(Figure contents as structured data)
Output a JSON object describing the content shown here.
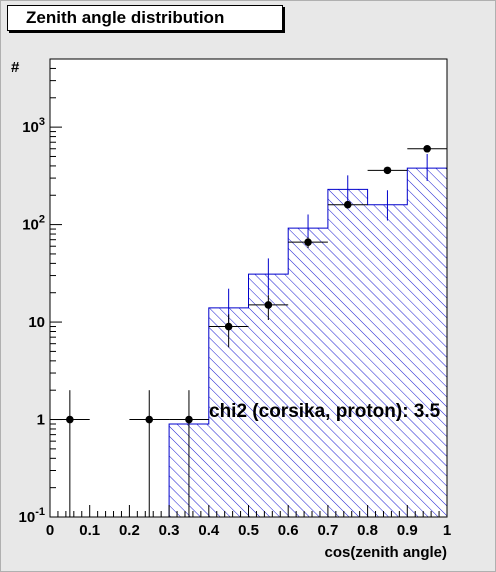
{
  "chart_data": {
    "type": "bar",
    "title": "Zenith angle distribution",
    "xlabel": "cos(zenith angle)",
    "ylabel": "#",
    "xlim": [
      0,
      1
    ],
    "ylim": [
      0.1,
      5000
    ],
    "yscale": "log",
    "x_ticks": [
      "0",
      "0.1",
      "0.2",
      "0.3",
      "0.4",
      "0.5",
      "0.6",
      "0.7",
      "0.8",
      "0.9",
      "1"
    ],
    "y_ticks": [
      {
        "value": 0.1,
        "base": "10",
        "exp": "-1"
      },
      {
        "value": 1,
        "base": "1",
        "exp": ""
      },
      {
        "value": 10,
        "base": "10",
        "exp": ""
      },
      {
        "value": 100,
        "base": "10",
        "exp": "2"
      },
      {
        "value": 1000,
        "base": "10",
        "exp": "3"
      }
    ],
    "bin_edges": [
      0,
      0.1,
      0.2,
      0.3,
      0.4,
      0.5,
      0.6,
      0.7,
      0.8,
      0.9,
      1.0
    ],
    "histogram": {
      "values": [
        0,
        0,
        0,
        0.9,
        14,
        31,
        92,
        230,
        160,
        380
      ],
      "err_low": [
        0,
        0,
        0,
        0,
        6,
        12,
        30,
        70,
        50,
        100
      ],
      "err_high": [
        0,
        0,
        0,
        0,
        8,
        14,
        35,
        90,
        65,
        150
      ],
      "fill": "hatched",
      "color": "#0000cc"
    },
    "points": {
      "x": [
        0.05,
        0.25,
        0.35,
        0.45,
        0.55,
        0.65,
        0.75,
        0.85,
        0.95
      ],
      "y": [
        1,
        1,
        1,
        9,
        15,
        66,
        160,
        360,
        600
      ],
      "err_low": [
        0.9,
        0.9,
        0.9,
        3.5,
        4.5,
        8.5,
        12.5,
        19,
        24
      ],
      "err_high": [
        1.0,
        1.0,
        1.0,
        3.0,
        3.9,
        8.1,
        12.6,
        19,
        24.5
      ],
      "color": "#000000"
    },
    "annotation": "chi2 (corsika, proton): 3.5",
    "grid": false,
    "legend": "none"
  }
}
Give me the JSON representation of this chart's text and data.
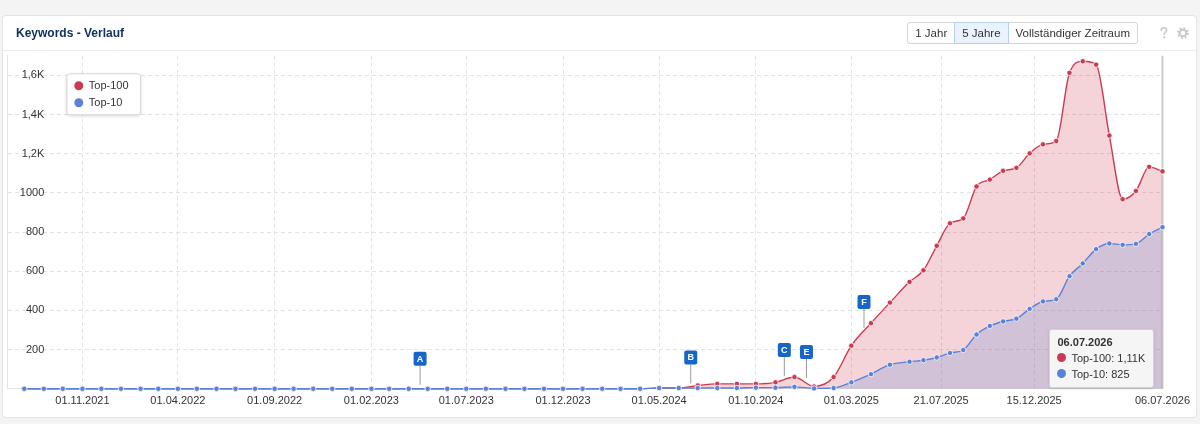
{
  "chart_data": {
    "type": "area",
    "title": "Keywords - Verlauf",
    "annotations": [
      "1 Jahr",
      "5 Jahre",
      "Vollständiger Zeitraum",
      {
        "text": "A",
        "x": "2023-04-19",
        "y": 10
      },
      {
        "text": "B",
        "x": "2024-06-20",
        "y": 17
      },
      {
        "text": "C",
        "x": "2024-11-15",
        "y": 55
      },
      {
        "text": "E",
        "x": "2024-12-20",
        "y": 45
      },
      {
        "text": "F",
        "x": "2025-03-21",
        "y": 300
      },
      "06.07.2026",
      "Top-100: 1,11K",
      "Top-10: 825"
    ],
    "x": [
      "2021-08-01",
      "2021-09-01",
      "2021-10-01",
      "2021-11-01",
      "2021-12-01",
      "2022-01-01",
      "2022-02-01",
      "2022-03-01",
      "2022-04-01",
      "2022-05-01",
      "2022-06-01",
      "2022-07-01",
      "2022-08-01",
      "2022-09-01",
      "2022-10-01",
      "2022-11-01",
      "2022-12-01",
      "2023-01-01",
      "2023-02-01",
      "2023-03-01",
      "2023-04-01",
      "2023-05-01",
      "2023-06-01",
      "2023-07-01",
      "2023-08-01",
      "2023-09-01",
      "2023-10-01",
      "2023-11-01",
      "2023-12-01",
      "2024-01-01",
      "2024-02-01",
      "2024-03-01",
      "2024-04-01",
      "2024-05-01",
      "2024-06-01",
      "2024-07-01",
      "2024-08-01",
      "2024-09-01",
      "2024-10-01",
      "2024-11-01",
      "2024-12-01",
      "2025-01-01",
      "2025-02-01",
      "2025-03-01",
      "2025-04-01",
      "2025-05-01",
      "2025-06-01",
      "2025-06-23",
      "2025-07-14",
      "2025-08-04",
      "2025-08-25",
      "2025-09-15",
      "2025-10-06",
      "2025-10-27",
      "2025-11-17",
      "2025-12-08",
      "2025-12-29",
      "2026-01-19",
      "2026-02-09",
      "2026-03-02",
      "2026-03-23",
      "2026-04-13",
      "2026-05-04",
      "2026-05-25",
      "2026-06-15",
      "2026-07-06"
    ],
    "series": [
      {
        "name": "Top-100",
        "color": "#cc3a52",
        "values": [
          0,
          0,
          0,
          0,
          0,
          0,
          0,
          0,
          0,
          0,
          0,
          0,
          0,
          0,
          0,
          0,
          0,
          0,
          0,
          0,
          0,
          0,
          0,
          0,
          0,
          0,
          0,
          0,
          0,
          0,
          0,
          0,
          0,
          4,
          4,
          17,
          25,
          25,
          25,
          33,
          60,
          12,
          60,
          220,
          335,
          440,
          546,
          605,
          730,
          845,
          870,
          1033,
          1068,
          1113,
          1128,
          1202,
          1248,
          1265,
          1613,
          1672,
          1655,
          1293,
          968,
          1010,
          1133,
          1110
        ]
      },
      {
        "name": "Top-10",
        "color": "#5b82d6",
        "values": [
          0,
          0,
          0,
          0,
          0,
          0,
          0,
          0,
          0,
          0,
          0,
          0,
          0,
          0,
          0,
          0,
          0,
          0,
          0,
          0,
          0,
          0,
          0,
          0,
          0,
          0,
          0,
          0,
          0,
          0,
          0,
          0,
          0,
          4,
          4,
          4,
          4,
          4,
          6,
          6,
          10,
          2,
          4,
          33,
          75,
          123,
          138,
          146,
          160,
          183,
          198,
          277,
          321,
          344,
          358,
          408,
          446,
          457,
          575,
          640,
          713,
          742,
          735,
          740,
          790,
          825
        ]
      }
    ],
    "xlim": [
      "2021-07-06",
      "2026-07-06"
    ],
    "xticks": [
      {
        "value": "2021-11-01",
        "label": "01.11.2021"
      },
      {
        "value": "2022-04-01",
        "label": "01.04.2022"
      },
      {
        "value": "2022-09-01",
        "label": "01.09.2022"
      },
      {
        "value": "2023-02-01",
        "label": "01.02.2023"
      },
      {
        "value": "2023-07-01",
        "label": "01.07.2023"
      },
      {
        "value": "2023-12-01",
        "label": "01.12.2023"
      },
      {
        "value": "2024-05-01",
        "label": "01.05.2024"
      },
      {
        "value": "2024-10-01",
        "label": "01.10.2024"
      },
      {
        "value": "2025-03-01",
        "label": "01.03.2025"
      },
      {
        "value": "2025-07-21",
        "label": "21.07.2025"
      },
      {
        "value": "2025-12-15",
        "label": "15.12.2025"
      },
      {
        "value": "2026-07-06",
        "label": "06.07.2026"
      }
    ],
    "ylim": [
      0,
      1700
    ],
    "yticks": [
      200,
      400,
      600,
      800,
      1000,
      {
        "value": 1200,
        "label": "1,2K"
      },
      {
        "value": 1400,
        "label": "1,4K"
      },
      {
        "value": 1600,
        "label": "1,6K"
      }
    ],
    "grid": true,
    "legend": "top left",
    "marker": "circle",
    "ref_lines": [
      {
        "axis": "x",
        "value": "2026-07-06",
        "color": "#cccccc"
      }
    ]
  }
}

AIM =
Pictures in the records should not appear in your copy, but everything else must be transcribed exactly.

SOLUTION =
Output a JSON object describing the content shown here.
{
  "chart_data": {
    "type": "bar",
    "title": "Zenith angle distribution",
    "xlabel": "cos(zenith angle)",
    "ylabel": "#",
    "xlim": [
      0,
      1
    ],
    "ylim": [
      0.1,
      5000
    ],
    "yscale": "log",
    "x_ticks": [
      "0",
      "0.1",
      "0.2",
      "0.3",
      "0.4",
      "0.5",
      "0.6",
      "0.7",
      "0.8",
      "0.9",
      "1"
    ],
    "y_ticks": [
      {
        "value": 0.1,
        "base": "10",
        "exp": "-1"
      },
      {
        "value": 1,
        "base": "1",
        "exp": ""
      },
      {
        "value": 10,
        "base": "10",
        "exp": ""
      },
      {
        "value": 100,
        "base": "10",
        "exp": "2"
      },
      {
        "value": 1000,
        "base": "10",
        "exp": "3"
      }
    ],
    "bin_edges": [
      0,
      0.1,
      0.2,
      0.3,
      0.4,
      0.5,
      0.6,
      0.7,
      0.8,
      0.9,
      1.0
    ],
    "histogram": {
      "values": [
        0,
        0,
        0,
        0.9,
        14,
        31,
        92,
        230,
        160,
        380
      ],
      "err_low": [
        0,
        0,
        0,
        0,
        6,
        12,
        30,
        70,
        50,
        100
      ],
      "err_high": [
        0,
        0,
        0,
        0,
        8,
        14,
        35,
        90,
        65,
        150
      ],
      "fill": "hatched",
      "color": "#0000cc"
    },
    "points": {
      "x": [
        0.05,
        0.25,
        0.35,
        0.45,
        0.55,
        0.65,
        0.75,
        0.85,
        0.95
      ],
      "y": [
        1,
        1,
        1,
        9,
        15,
        66,
        160,
        360,
        600
      ],
      "err_low": [
        0.9,
        0.9,
        0.9,
        3.5,
        4.5,
        8.5,
        12.5,
        19,
        24
      ],
      "err_high": [
        1.0,
        1.0,
        1.0,
        3.0,
        3.9,
        8.1,
        12.6,
        19,
        24.5
      ],
      "color": "#000000"
    },
    "annotation": "chi2 (corsika, proton): 3.5",
    "grid": false,
    "legend": "none"
  }
}
Give me the JSON representation of this chart's text and data.
{
  "chart_data": {
    "type": "area",
    "title": "Keywords - Verlauf",
    "annotations": [
      "1 Jahr",
      "5 Jahre",
      "Vollständiger Zeitraum",
      {
        "text": "A",
        "x": "2023-04-19",
        "y": 10
      },
      {
        "text": "B",
        "x": "2024-06-20",
        "y": 17
      },
      {
        "text": "C",
        "x": "2024-11-15",
        "y": 55
      },
      {
        "text": "E",
        "x": "2024-12-20",
        "y": 45
      },
      {
        "text": "F",
        "x": "2025-03-21",
        "y": 300
      },
      "06.07.2026",
      "Top-100: 1,11K",
      "Top-10: 825"
    ],
    "x": [
      "2021-08-01",
      "2021-09-01",
      "2021-10-01",
      "2021-11-01",
      "2021-12-01",
      "2022-01-01",
      "2022-02-01",
      "2022-03-01",
      "2022-04-01",
      "2022-05-01",
      "2022-06-01",
      "2022-07-01",
      "2022-08-01",
      "2022-09-01",
      "2022-10-01",
      "2022-11-01",
      "2022-12-01",
      "2023-01-01",
      "2023-02-01",
      "2023-03-01",
      "2023-04-01",
      "2023-05-01",
      "2023-06-01",
      "2023-07-01",
      "2023-08-01",
      "2023-09-01",
      "2023-10-01",
      "2023-11-01",
      "2023-12-01",
      "2024-01-01",
      "2024-02-01",
      "2024-03-01",
      "2024-04-01",
      "2024-05-01",
      "2024-06-01",
      "2024-07-01",
      "2024-08-01",
      "2024-09-01",
      "2024-10-01",
      "2024-11-01",
      "2024-12-01",
      "2025-01-01",
      "2025-02-01",
      "2025-03-01",
      "2025-04-01",
      "2025-05-01",
      "2025-06-01",
      "2025-06-23",
      "2025-07-14",
      "2025-08-04",
      "2025-08-25",
      "2025-09-15",
      "2025-10-06",
      "2025-10-27",
      "2025-11-17",
      "2025-12-08",
      "2025-12-29",
      "2026-01-19",
      "2026-02-09",
      "2026-03-02",
      "2026-03-23",
      "2026-04-13",
      "2026-05-04",
      "2026-05-25",
      "2026-06-15",
      "2026-07-06"
    ],
    "series": [
      {
        "name": "Top-100",
        "color": "#cc3a52",
        "values": [
          0,
          0,
          0,
          0,
          0,
          0,
          0,
          0,
          0,
          0,
          0,
          0,
          0,
          0,
          0,
          0,
          0,
          0,
          0,
          0,
          0,
          0,
          0,
          0,
          0,
          0,
          0,
          0,
          0,
          0,
          0,
          0,
          0,
          4,
          4,
          17,
          25,
          25,
          25,
          33,
          60,
          12,
          60,
          220,
          335,
          440,
          546,
          605,
          730,
          845,
          870,
          1033,
          1068,
          1113,
          1128,
          1202,
          1248,
          1265,
          1613,
          1672,
          1655,
          1293,
          968,
          1010,
          1133,
          1110
        ]
      },
      {
        "name": "Top-10",
        "color": "#5b82d6",
        "values": [
          0,
          0,
          0,
          0,
          0,
          0,
          0,
          0,
          0,
          0,
          0,
          0,
          0,
          0,
          0,
          0,
          0,
          0,
          0,
          0,
          0,
          0,
          0,
          0,
          0,
          0,
          0,
          0,
          0,
          0,
          0,
          0,
          0,
          4,
          4,
          4,
          4,
          4,
          6,
          6,
          10,
          2,
          4,
          33,
          75,
          123,
          138,
          146,
          160,
          183,
          198,
          277,
          321,
          344,
          358,
          408,
          446,
          457,
          575,
          640,
          713,
          742,
          735,
          740,
          790,
          825
        ]
      }
    ],
    "xlim": [
      "2021-07-06",
      "2026-07-06"
    ],
    "xticks": [
      {
        "value": "2021-11-01",
        "label": "01.11.2021"
      },
      {
        "value": "2022-04-01",
        "label": "01.04.2022"
      },
      {
        "value": "2022-09-01",
        "label": "01.09.2022"
      },
      {
        "value": "2023-02-01",
        "label": "01.02.2023"
      },
      {
        "value": "2023-07-01",
        "label": "01.07.2023"
      },
      {
        "value": "2023-12-01",
        "label": "01.12.2023"
      },
      {
        "value": "2024-05-01",
        "label": "01.05.2024"
      },
      {
        "value": "2024-10-01",
        "label": "01.10.2024"
      },
      {
        "value": "2025-03-01",
        "label": "01.03.2025"
      },
      {
        "value": "2025-07-21",
        "label": "21.07.2025"
      },
      {
        "value": "2025-12-15",
        "label": "15.12.2025"
      },
      {
        "value": "2026-07-06",
        "label": "06.07.2026"
      }
    ],
    "ylim": [
      0,
      1700
    ],
    "yticks": [
      200,
      400,
      600,
      800,
      1000,
      {
        "value": 1200,
        "label": "1,2K"
      },
      {
        "value": 1400,
        "label": "1,4K"
      },
      {
        "value": 1600,
        "label": "1,6K"
      }
    ],
    "grid": true,
    "legend": "top left",
    "marker": "circle",
    "ref_lines": [
      {
        "axis": "x",
        "value": "2026-07-06",
        "color": "#cccccc"
      }
    ]
  }
}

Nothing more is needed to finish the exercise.